## Records to use
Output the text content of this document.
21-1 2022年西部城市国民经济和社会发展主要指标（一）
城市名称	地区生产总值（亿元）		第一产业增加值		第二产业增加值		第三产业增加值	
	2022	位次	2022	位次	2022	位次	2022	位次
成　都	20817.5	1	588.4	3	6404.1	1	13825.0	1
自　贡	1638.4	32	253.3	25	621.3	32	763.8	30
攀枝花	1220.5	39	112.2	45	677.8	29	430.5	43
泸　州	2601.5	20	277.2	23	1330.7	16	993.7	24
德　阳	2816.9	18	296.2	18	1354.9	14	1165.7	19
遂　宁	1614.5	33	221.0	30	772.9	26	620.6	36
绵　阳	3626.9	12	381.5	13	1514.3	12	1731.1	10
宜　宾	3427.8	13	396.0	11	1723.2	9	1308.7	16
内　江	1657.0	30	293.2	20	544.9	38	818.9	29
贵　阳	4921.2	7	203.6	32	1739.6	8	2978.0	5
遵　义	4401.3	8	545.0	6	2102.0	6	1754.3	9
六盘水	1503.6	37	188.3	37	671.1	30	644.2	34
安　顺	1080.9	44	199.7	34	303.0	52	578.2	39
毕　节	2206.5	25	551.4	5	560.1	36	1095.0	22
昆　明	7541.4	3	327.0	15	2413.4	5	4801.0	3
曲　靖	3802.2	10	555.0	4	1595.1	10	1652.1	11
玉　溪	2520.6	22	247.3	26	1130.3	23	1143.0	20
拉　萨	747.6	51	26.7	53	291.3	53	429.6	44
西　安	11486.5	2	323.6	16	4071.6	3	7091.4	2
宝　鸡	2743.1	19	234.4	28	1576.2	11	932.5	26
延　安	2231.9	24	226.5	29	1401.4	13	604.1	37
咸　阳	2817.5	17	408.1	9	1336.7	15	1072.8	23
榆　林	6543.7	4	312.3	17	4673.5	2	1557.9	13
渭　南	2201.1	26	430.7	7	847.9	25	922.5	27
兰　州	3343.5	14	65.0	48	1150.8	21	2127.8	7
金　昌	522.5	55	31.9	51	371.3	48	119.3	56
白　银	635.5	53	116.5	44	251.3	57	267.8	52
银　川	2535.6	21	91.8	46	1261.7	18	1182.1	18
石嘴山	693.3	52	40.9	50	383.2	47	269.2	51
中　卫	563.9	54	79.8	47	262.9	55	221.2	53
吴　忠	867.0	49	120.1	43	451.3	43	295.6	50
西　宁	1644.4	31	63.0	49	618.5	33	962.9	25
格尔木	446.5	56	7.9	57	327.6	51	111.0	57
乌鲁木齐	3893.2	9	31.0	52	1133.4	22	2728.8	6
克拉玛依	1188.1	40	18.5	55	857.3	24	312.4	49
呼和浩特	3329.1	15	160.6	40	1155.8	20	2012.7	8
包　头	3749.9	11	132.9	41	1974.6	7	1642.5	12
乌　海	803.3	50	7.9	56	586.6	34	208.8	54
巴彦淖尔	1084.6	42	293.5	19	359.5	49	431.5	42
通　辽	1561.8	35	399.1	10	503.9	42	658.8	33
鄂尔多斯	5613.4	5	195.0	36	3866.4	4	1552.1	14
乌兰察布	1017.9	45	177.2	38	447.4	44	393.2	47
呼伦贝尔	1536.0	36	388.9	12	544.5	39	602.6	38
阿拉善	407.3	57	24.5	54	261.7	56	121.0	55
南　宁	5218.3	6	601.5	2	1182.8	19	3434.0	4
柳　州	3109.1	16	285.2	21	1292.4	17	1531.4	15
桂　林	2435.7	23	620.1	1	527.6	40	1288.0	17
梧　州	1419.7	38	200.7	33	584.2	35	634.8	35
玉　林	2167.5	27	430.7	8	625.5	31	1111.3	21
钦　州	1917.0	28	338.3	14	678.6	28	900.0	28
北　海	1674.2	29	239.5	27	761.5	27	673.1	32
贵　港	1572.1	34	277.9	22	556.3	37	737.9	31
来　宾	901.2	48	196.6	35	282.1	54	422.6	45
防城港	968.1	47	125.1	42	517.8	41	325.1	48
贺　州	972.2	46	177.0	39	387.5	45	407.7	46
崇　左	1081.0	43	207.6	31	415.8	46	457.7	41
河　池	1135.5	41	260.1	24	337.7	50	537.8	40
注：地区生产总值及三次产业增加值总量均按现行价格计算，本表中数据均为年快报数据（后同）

## Aim
Extract the data exactly as given.

## Task response
Output the text content of this document.
21-1 2022年西部城市国民经济和社会发展主要指标（一）
城市名称	地区生产总值（亿元）		第一产业增加值		第二产业增加值		第三产业增加值	
	2022	位次	2022	位次	2022	位次	2022	位次
成　都	20817.5	1	588.4	3	6404.1	1	13825.0	1
自　贡	1638.4	32	253.3	25	621.3	32	763.8	30
攀枝花	1220.5	39	112.2	45	677.8	29	430.5	43
泸　州	2601.5	20	277.2	23	1330.7	16	993.7	24
德　阳	2816.9	18	296.2	18	1354.9	14	1165.7	19
遂　宁	1614.5	33	221.0	30	772.9	26	620.6	36
绵　阳	3626.9	12	381.5	13	1514.3	12	1731.1	10
宜　宾	3427.8	13	396.0	11	1723.2	9	1308.7	16
内　江	1657.0	30	293.2	20	544.9	38	818.9	29
贵　阳	4921.2	7	203.6	32	1739.6	8	2978.0	5
遵　义	4401.3	8	545.0	6	2102.0	6	1754.3	9
六盘水	1503.6	37	188.3	37	671.1	30	644.2	34
安　顺	1080.9	44	199.7	34	303.0	52	578.2	39
毕　节	2206.5	25	551.4	5	560.1	36	1095.0	22
昆　明	7541.4	3	327.0	15	2413.4	5	4801.0	3
曲　靖	3802.2	10	555.0	4	1595.1	10	1652.1	11
玉　溪	2520.6	22	247.3	26	1130.3	23	1143.0	20
拉　萨	747.6	51	26.7	53	291.3	53	429.6	44
西　安	11486.5	2	323.6	16	4071.6	3	7091.4	2
宝　鸡	2743.1	19	234.4	28	1576.2	11	932.5	26
延　安	2231.9	24	226.5	29	1401.4	13	604.1	37
咸　阳	2817.5	17	408.1	9	1336.7	15	1072.8	23
榆　林	6543.7	4	312.3	17	4673.5	2	1557.9	13
渭　南	2201.1	26	430.7	7	847.9	25	922.5	27
兰　州	3343.5	14	65.0	48	1150.8	21	2127.8	7
金　昌	522.5	55	31.9	51	371.3	48	119.3	56
白　银	635.5	53	116.5	44	251.3	57	267.8	52
银　川	2535.6	21	91.8	46	1261.7	18	1182.1	18
石嘴山	693.3	52	40.9	50	383.2	47	269.2	51
中　卫	563.9	54	79.8	47	262.9	55	221.2	53
吴　忠	867.0	49	120.1	43	451.3	43	295.6	50
西　宁	1644.4	31	63.0	49	618.5	33	962.9	25
格尔木	446.5	56	7.9	57	327.6	51	111.0	57
乌鲁木齐	3893.2	9	31.0	52	1133.4	22	2728.8	6
克拉玛依	1188.1	40	18.5	55	857.3	24	312.4	49
呼和浩特	3329.1	15	160.6	40	1155.8	20	2012.7	8
包　头	3749.9	11	132.9	41	1974.6	7	1642.5	12
乌　海	803.3	50	7.9	56	586.6	34	208.8	54
巴彦淖尔	1084.6	42	293.5	19	359.5	49	431.5	42
通　辽	1561.8	35	399.1	10	503.9	42	658.8	33
鄂尔多斯	5613.4	5	195.0	36	3866.4	4	1552.1	14
乌兰察布	1017.9	45	177.2	38	447.4	44	393.2	47
呼伦贝尔	1536.0	36	388.9	12	544.5	39	602.6	38
阿拉善	407.3	57	24.5	54	261.7	56	121.0	55
南　宁	5218.3	6	601.5	2	1182.8	19	3434.0	4
柳　州	3109.1	16	285.2	21	1292.4	17	1531.4	15
桂　林	2435.7	23	620.1	1	527.6	40	1288.0	17
梧　州	1419.7	38	200.7	33	584.2	35	634.8	35
玉　林	2167.5	27	430.7	8	625.5	31	1111.3	21
钦　州	1917.0	28	338.3	14	678.6	28	900.0	28
北　海	1674.2	29	239.5	27	761.5	27	673.1	32
贵　港	1572.1	34	277.9	22	556.3	37	737.9	31
来　宾	901.2	48	196.6	35	282.1	54	422.6	45
防城港	968.1	47	125.1	42	517.8	41	325.1	48
贺　州	972.2	46	177.0	39	387.5	45	407.7	46
崇　左	1081.0	43	207.6	31	415.8	46	457.7	41
河　池	1135.5	41	260.1	24	337.7	50	537.8	40
注：地区生产总值及三次产业增加值总量均按现行价格计算，本表中数据均为年快报数据（后同）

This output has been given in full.